Collected data entries:
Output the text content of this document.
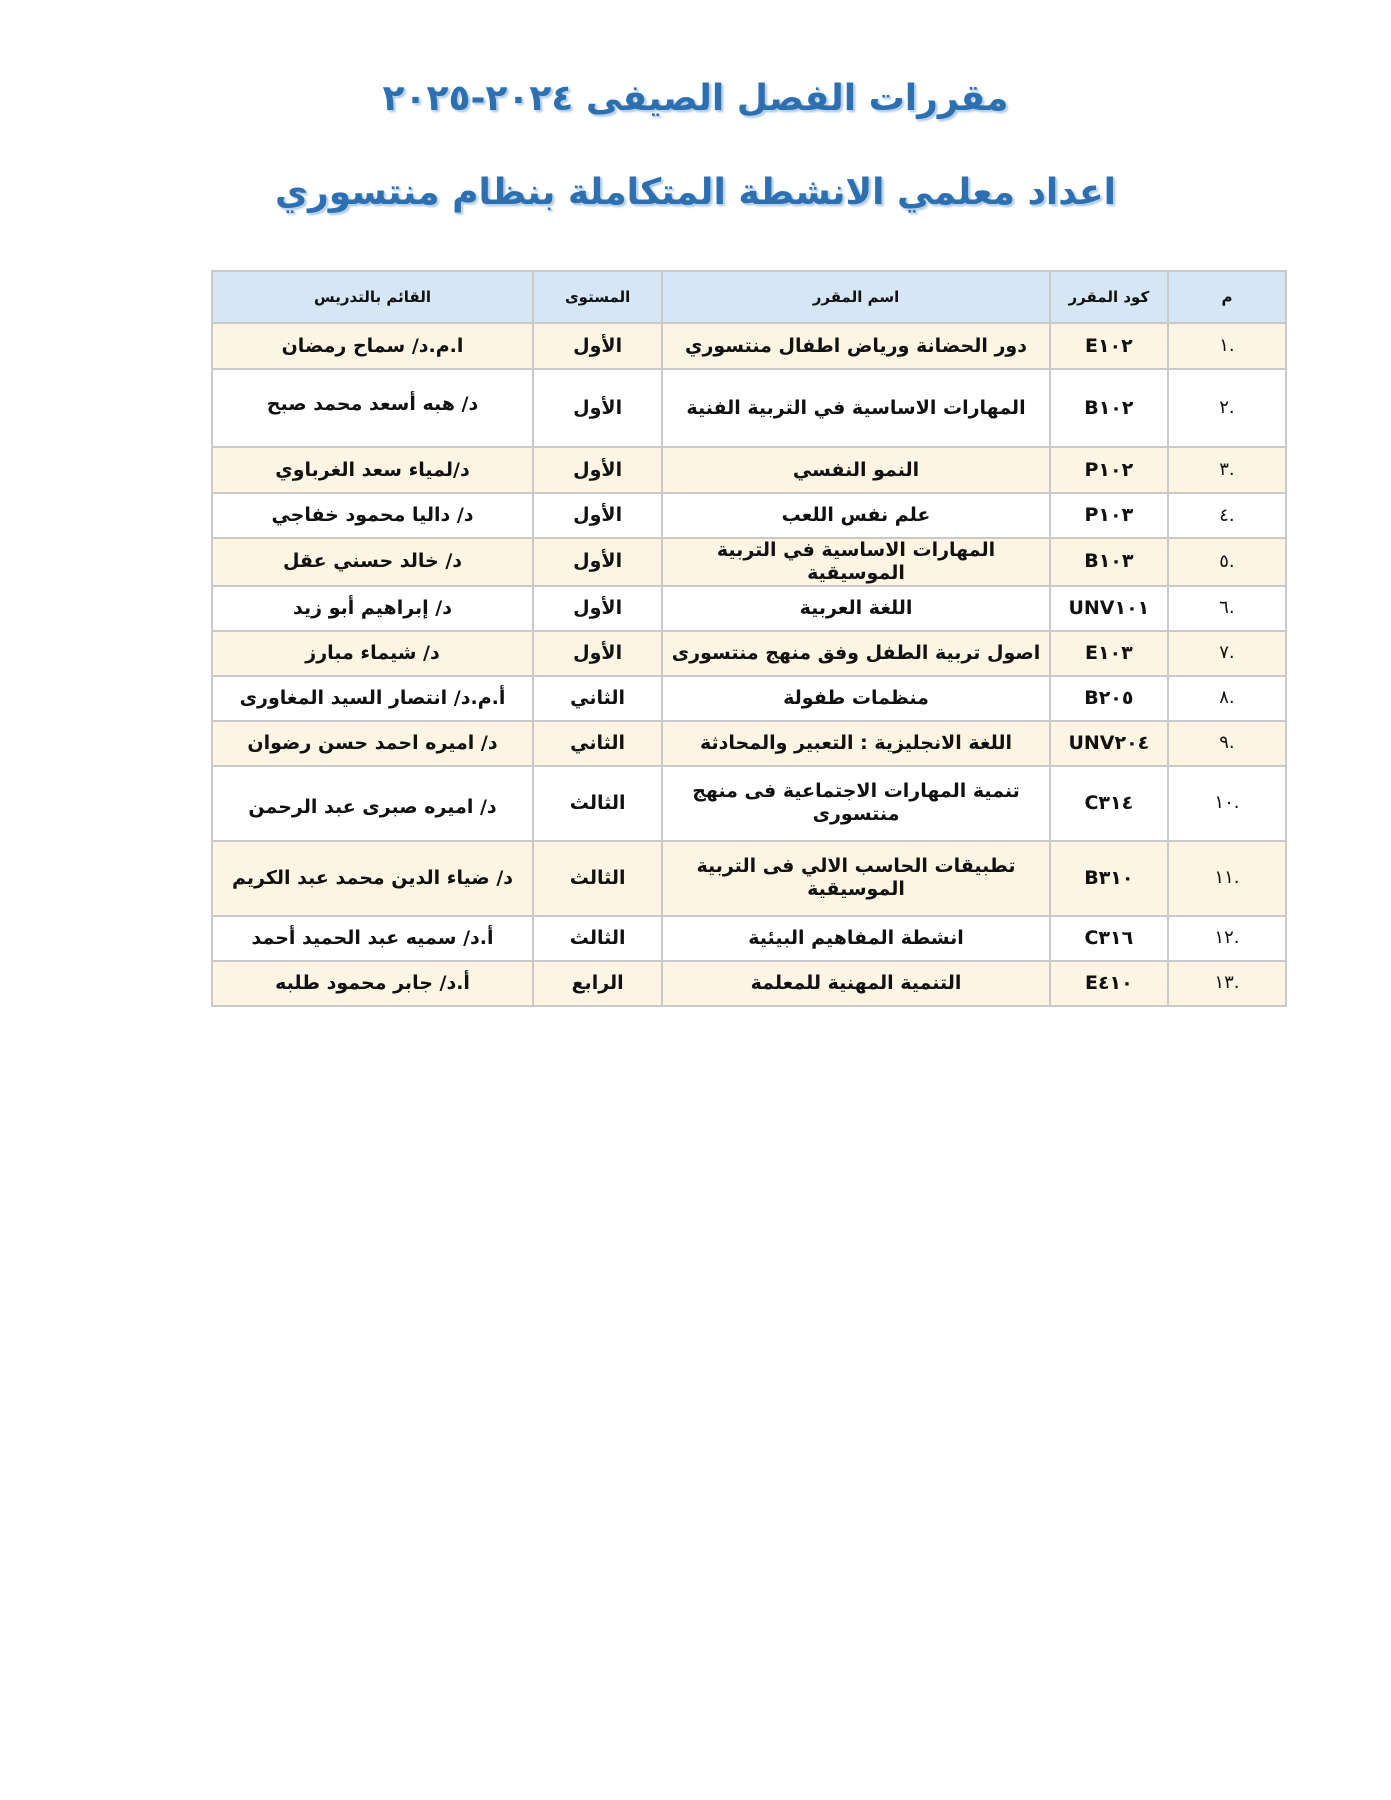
مقررات الفصل الصيفى ٢٠٢٤-٢٠٢٥
اعداد معلمي الانشطة المتكاملة بنظام منتسوري
م	كود المقرر	اسم المقرر	المستوى	القائم بالتدريس
.١	E١٠٢	دور الحضانة ورياض اطفال منتسوري	الأول	ا.م.د/ سماح رمضان
.٢	B١٠٢	المهارات الاساسية في التربية الفنية	الأول	د/ هبه أسعد محمد صبح
.٣	P١٠٢	النمو النفسي	الأول	د/لمياء سعد الغرباوي
.٤	P١٠٣	علم نفس اللعب	الأول	د/ داليا محمود خفاجي
.٥	B١٠٣	المهارات الاساسية في التربية الموسيقية	الأول	د/ خالد حسني عقل
.٦	UNV١٠١	اللغة العربية	الأول	د/ إبراهيم أبو زيد
.٧	E١٠٣	اصول تربية الطفل وفق منهج منتسورى	الأول	د/ شيماء مبارز
.٨	B٢٠٥	منظمات طفولة	الثاني	أ.م.د/ انتصار السيد المغاورى
.٩	UNV٢٠٤	اللغة الانجليزية : التعبير والمحادثة	الثاني	د/ اميره احمد حسن رضوان
.١٠	C٣١٤	تنمية المهارات الاجتماعية فى منهج منتسورى	الثالث	د/ اميره صبرى عبد الرحمن
.١١	B٣١٠	تطبيقات الحاسب الالي فى التربية الموسيقية	الثالث	د/ ضياء الدين محمد عبد الكريم
.١٢	C٣١٦	انشطة المفاهيم البيئية	الثالث	أ.د/ سميه عبد الحميد أحمد
.١٣	E٤١٠	التنمية المهنية للمعلمة	الرابع	أ.د/ جابر محمود طلبه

PROMPT:
Retype the data above exactly; pictures are not part of the copy.

RESPONSE BELOW:
Output the text content of this document.
مقررات الفصل الصيفى ٢٠٢٤-٢٠٢٥
اعداد معلمي الانشطة المتكاملة بنظام منتسوري
م	كود المقرر	اسم المقرر	المستوى	القائم بالتدريس
.١	E١٠٢	دور الحضانة ورياض اطفال منتسوري	الأول	ا.م.د/ سماح رمضان
.٢	B١٠٢	المهارات الاساسية في التربية الفنية	الأول	د/ هبه أسعد محمد صبح
.٣	P١٠٢	النمو النفسي	الأول	د/لمياء سعد الغرباوي
.٤	P١٠٣	علم نفس اللعب	الأول	د/ داليا محمود خفاجي
.٥	B١٠٣	المهارات الاساسية في التربية الموسيقية	الأول	د/ خالد حسني عقل
.٦	UNV١٠١	اللغة العربية	الأول	د/ إبراهيم أبو زيد
.٧	E١٠٣	اصول تربية الطفل وفق منهج منتسورى	الأول	د/ شيماء مبارز
.٨	B٢٠٥	منظمات طفولة	الثاني	أ.م.د/ انتصار السيد المغاورى
.٩	UNV٢٠٤	اللغة الانجليزية : التعبير والمحادثة	الثاني	د/ اميره احمد حسن رضوان
.١٠	C٣١٤	تنمية المهارات الاجتماعية فى منهج منتسورى	الثالث	د/ اميره صبرى عبد الرحمن
.١١	B٣١٠	تطبيقات الحاسب الالي فى التربية الموسيقية	الثالث	د/ ضياء الدين محمد عبد الكريم
.١٢	C٣١٦	انشطة المفاهيم البيئية	الثالث	أ.د/ سميه عبد الحميد أحمد
.١٣	E٤١٠	التنمية المهنية للمعلمة	الرابع	أ.د/ جابر محمود طلبه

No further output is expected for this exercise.